### EXERCISE DETAILS
Pull every line that holds the word "nrstresemann" from the entries.

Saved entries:
---

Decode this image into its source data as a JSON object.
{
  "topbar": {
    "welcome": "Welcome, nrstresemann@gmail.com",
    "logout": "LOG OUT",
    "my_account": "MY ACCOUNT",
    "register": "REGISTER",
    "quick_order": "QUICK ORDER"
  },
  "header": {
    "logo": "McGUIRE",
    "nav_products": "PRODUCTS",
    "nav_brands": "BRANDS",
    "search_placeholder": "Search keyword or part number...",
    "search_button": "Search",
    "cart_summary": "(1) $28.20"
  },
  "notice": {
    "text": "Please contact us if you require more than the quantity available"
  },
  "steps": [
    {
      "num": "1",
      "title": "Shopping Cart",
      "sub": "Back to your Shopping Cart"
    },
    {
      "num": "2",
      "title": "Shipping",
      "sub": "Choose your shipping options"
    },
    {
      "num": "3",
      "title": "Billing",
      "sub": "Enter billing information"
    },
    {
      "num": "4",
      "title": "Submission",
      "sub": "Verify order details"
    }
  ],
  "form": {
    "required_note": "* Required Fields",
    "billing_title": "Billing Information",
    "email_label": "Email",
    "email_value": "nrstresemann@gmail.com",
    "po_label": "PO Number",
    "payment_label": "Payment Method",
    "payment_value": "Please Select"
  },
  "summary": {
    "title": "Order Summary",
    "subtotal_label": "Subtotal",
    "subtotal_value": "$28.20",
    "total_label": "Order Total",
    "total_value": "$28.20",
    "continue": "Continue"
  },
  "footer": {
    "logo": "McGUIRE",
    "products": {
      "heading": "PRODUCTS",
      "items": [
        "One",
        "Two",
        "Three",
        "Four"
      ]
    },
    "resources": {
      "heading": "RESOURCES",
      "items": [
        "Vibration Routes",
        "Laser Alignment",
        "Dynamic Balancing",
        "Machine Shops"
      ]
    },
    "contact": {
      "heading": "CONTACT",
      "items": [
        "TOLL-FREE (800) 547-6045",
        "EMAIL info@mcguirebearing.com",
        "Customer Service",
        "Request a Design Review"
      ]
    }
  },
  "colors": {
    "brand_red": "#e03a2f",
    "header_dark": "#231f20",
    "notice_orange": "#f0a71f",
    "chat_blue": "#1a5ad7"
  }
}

---

### SOLUTION BELOW
    "welcome": "Welcome, nrstresemann@gmail.com",
    "email_value": "nrstresemann@gmail.com",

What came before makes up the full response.